Saved data entries —
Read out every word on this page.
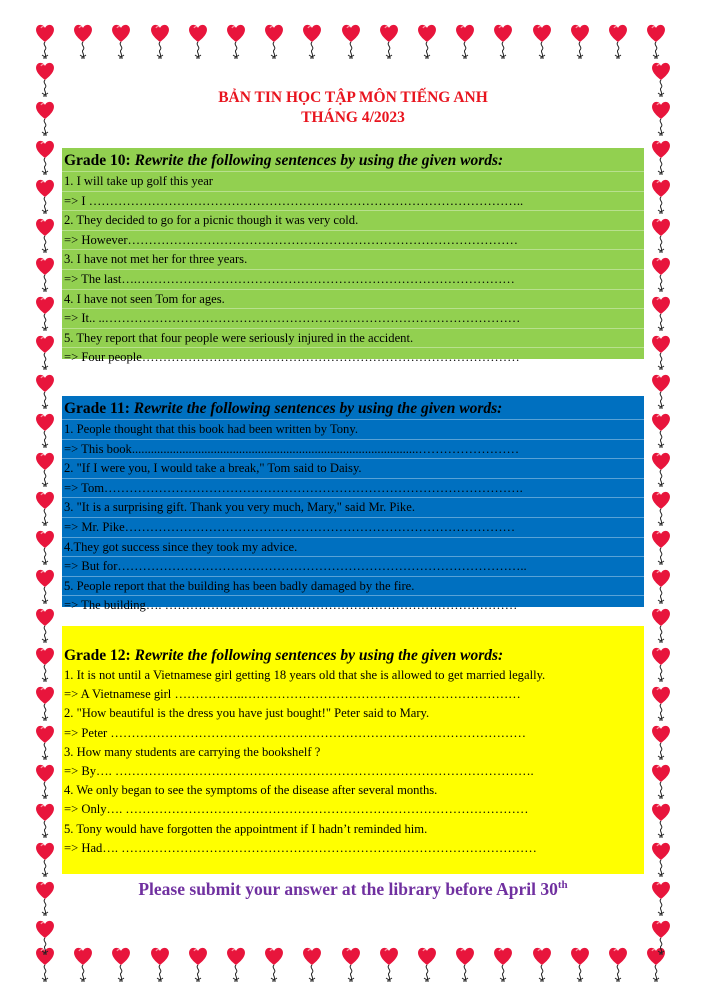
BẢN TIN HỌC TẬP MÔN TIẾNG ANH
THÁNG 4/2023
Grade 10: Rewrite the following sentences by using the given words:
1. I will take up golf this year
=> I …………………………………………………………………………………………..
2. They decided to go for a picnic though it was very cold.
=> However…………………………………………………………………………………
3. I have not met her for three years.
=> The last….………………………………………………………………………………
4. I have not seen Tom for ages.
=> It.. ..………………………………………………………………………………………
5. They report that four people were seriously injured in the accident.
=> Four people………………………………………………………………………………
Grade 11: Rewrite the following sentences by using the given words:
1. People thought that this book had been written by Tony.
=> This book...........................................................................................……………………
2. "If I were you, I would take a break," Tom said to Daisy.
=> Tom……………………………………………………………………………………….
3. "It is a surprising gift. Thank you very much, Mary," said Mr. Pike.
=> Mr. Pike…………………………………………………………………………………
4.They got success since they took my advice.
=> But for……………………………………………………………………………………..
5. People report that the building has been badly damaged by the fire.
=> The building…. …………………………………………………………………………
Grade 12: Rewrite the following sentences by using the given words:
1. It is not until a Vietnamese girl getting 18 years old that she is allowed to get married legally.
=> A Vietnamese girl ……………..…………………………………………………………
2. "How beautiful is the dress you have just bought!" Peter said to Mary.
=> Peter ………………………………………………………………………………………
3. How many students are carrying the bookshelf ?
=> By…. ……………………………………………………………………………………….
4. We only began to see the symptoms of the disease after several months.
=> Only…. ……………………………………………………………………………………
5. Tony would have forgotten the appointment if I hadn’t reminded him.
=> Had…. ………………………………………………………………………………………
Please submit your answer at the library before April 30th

Directions — Repeat the entries exactly and keep the pictures out of the copy.

Output —
Read out every word on this page.
BẢN TIN HỌC TẬP MÔN TIẾNG ANH
THÁNG 4/2023
Grade 10: Rewrite the following sentences by using the given words:
1. I will take up golf this year
=> I …………………………………………………………………………………………..
2. They decided to go for a picnic though it was very cold.
=> However…………………………………………………………………………………
3. I have not met her for three years.
=> The last….………………………………………………………………………………
4. I have not seen Tom for ages.
=> It.. ..………………………………………………………………………………………
5. They report that four people were seriously injured in the accident.
=> Four people………………………………………………………………………………
Grade 11: Rewrite the following sentences by using the given words:
1. People thought that this book had been written by Tony.
=> This book...........................................................................................……………………
2. "If I were you, I would take a break," Tom said to Daisy.
=> Tom……………………………………………………………………………………….
3. "It is a surprising gift. Thank you very much, Mary," said Mr. Pike.
=> Mr. Pike…………………………………………………………………………………
4.They got success since they took my advice.
=> But for……………………………………………………………………………………..
5. People report that the building has been badly damaged by the fire.
=> The building…. …………………………………………………………………………
Grade 12: Rewrite the following sentences by using the given words:
1. It is not until a Vietnamese girl getting 18 years old that she is allowed to get married legally.
=> A Vietnamese girl ……………..…………………………………………………………
2. "How beautiful is the dress you have just bought!" Peter said to Mary.
=> Peter ………………………………………………………………………………………
3. How many students are carrying the bookshelf ?
=> By…. ……………………………………………………………………………………….
4. We only began to see the symptoms of the disease after several months.
=> Only…. ……………………………………………………………………………………
5. Tony would have forgotten the appointment if I hadn’t reminded him.
=> Had…. ………………………………………………………………………………………
Please submit your answer at the library before April 30th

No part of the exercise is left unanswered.